## START

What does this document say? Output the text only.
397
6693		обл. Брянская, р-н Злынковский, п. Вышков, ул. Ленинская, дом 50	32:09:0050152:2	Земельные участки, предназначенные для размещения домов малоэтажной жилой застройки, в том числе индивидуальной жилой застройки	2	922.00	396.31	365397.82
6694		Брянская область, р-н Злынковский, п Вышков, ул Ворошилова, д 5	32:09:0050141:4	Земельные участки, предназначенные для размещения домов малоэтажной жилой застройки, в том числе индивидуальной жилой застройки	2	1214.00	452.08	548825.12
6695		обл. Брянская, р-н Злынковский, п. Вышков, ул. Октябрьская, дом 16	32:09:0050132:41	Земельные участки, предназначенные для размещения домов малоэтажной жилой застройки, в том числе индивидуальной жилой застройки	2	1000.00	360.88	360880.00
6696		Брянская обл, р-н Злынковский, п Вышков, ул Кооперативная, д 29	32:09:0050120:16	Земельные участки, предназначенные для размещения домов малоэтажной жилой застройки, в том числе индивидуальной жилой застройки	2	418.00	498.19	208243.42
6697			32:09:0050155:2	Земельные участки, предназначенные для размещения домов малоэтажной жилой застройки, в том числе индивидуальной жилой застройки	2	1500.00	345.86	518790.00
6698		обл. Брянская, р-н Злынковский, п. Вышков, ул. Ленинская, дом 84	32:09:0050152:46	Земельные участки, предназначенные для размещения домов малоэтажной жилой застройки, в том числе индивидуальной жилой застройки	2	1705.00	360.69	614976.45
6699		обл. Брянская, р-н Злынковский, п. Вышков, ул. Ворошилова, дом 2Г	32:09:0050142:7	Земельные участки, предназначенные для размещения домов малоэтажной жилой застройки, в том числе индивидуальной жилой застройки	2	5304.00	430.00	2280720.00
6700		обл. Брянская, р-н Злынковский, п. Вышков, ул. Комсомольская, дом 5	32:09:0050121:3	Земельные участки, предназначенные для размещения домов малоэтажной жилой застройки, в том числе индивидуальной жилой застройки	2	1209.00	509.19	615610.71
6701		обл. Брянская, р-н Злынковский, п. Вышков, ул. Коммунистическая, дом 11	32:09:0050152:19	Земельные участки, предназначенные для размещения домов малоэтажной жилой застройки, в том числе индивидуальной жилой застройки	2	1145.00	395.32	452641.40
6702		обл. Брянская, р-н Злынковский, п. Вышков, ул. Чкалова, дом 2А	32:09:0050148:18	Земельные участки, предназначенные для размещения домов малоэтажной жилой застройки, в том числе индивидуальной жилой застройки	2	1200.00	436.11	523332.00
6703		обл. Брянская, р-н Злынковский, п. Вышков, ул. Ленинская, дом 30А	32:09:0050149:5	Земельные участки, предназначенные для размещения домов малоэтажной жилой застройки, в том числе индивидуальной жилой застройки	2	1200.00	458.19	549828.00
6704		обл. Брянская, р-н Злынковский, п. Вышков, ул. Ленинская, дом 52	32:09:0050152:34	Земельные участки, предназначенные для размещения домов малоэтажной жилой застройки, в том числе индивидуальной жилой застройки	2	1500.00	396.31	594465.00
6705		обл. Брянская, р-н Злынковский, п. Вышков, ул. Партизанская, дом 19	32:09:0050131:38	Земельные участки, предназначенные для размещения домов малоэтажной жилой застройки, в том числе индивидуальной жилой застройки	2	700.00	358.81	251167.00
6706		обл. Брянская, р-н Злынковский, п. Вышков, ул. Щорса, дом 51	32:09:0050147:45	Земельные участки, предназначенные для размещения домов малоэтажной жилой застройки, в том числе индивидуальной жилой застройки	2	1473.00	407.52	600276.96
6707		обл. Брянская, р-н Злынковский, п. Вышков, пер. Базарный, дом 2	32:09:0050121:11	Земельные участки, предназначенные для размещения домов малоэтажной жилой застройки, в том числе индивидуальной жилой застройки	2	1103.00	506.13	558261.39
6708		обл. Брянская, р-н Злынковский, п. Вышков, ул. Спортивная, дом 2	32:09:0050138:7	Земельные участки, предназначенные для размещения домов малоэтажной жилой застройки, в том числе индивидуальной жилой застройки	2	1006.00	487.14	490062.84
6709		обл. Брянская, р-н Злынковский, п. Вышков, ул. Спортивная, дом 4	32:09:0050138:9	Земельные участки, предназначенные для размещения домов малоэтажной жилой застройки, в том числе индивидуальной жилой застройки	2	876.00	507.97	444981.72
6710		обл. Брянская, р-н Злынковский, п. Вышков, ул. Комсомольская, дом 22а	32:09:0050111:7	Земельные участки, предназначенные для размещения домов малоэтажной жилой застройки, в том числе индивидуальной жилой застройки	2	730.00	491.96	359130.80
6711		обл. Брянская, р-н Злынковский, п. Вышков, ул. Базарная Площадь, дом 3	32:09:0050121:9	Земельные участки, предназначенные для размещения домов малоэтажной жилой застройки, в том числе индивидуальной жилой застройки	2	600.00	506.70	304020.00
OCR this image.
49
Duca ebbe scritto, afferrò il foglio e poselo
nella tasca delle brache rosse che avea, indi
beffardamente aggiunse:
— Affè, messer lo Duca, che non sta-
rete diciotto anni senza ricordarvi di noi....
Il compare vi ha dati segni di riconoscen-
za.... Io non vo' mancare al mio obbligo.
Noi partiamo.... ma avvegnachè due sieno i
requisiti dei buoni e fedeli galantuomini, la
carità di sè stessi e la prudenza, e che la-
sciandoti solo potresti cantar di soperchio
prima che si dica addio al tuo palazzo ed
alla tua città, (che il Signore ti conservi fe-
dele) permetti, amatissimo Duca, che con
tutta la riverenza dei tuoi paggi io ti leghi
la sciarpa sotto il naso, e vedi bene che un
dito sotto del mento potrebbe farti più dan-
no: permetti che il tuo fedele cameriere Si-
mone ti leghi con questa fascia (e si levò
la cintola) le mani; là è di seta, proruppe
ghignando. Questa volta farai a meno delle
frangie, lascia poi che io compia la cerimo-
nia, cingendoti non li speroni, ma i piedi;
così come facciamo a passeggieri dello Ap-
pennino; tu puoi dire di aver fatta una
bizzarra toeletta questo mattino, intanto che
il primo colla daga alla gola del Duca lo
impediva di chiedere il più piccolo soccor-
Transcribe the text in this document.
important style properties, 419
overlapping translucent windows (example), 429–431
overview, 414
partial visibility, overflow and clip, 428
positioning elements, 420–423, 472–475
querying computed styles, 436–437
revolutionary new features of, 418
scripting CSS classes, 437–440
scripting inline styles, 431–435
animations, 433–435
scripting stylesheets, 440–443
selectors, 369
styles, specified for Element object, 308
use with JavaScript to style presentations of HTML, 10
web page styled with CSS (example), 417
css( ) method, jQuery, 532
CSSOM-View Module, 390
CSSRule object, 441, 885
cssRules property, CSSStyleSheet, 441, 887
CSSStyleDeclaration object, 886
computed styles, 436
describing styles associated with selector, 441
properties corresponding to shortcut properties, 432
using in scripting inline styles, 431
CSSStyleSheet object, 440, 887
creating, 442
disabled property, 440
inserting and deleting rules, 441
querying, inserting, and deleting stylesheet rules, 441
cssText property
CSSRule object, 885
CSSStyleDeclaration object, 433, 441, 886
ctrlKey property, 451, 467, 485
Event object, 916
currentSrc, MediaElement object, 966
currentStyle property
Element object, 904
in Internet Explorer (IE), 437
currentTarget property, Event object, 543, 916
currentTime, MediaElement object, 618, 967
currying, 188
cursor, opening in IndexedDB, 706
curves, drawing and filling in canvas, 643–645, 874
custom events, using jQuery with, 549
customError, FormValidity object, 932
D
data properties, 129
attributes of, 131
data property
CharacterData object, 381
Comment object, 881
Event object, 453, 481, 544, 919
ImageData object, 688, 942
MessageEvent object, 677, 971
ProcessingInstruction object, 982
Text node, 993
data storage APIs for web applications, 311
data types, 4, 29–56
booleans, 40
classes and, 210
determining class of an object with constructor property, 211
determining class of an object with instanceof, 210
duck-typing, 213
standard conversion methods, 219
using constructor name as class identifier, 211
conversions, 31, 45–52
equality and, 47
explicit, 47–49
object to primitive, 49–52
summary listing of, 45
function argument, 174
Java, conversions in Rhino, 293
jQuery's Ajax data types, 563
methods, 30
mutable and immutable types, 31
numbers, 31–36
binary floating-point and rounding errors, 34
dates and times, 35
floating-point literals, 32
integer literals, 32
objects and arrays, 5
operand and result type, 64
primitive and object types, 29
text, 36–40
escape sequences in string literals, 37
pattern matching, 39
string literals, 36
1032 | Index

## END

WHAT TO WORK ON
Lines containing the string "properties" are to be selected and copied.

TASK RESPONSE
important style properties, 419
properties corresponding to shortcut properties, 432
data properties, 129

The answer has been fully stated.